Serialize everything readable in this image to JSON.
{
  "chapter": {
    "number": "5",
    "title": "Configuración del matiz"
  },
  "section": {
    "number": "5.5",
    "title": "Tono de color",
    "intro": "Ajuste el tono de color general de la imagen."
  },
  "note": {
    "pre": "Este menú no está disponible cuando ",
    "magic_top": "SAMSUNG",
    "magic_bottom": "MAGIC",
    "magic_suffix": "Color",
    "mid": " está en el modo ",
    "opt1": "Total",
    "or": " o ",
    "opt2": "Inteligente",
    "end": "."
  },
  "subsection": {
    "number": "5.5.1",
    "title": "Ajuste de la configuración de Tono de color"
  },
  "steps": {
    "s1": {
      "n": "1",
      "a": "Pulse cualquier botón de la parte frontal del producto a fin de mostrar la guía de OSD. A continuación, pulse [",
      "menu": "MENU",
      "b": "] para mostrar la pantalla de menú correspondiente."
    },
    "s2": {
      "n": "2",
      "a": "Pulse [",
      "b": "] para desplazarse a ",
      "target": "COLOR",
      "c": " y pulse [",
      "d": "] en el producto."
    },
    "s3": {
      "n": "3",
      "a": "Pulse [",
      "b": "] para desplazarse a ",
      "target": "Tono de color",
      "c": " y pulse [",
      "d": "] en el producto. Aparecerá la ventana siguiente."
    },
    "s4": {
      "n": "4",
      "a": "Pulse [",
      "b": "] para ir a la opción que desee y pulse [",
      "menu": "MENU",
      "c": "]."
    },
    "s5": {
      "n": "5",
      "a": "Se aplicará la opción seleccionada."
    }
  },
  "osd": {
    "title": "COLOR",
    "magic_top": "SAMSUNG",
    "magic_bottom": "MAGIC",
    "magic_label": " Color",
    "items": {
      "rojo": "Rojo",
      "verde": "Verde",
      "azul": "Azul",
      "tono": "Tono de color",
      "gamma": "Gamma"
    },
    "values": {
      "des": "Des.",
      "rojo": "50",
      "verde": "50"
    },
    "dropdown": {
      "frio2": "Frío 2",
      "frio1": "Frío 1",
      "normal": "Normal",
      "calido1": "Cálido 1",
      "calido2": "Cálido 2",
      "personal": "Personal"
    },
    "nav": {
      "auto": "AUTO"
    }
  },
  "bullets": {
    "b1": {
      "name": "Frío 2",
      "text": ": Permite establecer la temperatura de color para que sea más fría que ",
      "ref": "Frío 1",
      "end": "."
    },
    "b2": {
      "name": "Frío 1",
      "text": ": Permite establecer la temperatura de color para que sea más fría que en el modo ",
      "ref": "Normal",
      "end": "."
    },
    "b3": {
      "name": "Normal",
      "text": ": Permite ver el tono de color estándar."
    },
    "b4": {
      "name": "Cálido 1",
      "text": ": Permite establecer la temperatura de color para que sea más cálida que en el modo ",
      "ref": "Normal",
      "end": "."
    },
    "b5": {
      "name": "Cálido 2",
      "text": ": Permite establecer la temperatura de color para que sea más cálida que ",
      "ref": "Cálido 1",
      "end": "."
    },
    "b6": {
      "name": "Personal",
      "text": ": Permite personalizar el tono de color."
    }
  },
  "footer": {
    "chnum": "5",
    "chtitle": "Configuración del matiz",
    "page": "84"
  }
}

WORK REQUIRED – Show each line of the data that contains the string "matiz".

SOLUTION BELOW –
    "title": "Configuración del matiz"
    "chtitle": "Configuración del matiz",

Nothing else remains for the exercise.